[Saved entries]
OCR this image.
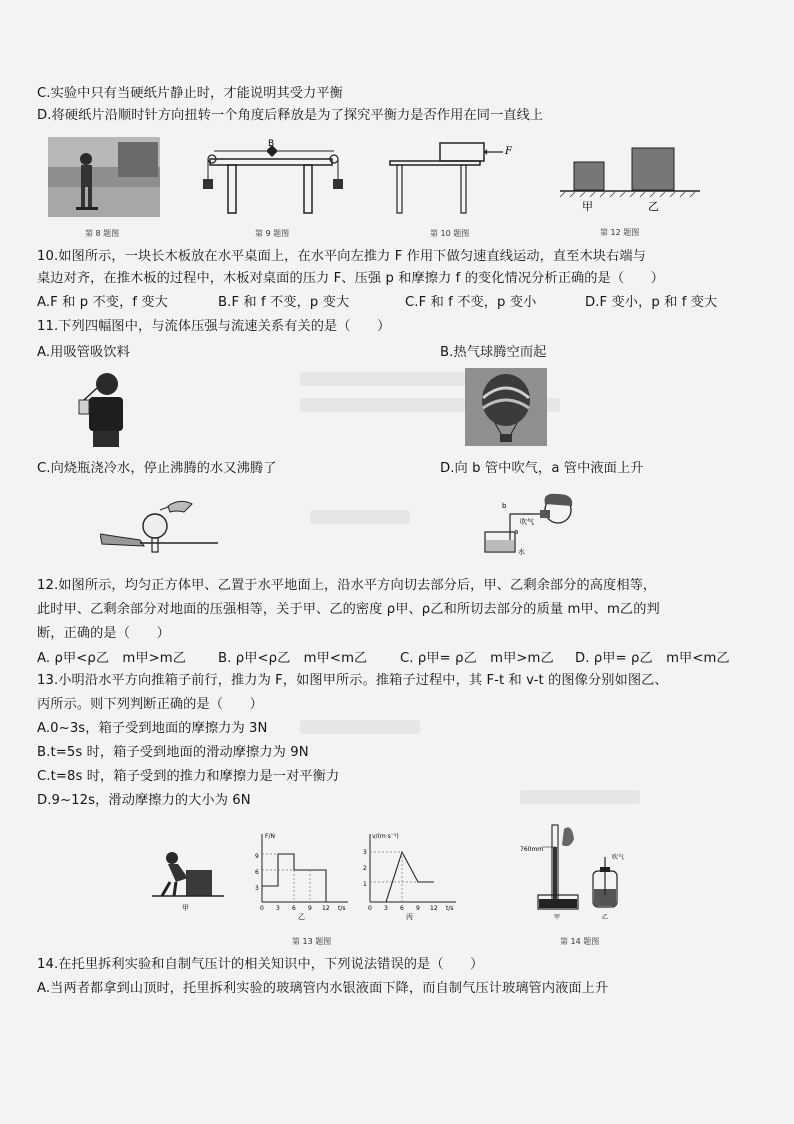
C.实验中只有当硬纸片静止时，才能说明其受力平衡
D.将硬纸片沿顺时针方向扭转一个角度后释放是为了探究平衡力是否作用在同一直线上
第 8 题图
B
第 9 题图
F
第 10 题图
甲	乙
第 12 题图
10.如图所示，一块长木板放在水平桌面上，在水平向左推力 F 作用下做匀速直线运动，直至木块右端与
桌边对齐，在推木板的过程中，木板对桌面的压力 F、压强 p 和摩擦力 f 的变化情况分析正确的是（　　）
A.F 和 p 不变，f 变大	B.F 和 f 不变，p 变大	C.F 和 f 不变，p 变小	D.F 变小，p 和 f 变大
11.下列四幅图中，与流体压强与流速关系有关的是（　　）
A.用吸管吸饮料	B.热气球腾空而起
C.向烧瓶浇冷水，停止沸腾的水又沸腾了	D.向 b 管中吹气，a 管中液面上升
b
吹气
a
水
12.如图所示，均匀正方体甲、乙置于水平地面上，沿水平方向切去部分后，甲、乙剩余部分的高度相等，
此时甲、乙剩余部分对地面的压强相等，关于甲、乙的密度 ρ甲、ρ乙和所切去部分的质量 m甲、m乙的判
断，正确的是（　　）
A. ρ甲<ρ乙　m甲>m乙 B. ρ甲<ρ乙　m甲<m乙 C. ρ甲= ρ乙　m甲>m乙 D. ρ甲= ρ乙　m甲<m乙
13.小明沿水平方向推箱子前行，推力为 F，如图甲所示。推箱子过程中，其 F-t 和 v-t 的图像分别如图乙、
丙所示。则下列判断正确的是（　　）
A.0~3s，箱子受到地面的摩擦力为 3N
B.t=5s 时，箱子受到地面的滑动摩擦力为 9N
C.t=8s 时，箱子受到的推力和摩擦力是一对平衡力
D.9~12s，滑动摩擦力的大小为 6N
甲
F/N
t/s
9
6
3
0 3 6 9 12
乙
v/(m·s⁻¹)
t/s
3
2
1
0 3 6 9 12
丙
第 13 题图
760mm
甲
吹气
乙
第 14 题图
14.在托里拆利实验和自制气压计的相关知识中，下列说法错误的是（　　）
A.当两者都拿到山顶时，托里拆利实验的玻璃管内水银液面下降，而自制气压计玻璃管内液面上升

DIRECTIONS: From the listing above, collect each line in which the string "如图所示" appears.

RESPONSE TO THE EXERCISE:
10.如图所示，一块长木板放在水平桌面上，在水平向左推力 F 作用下做匀速直线运动，直至木块右端与
12.如图所示，均匀正方体甲、乙置于水平地面上，沿水平方向切去部分后，甲、乙剩余部分的高度相等，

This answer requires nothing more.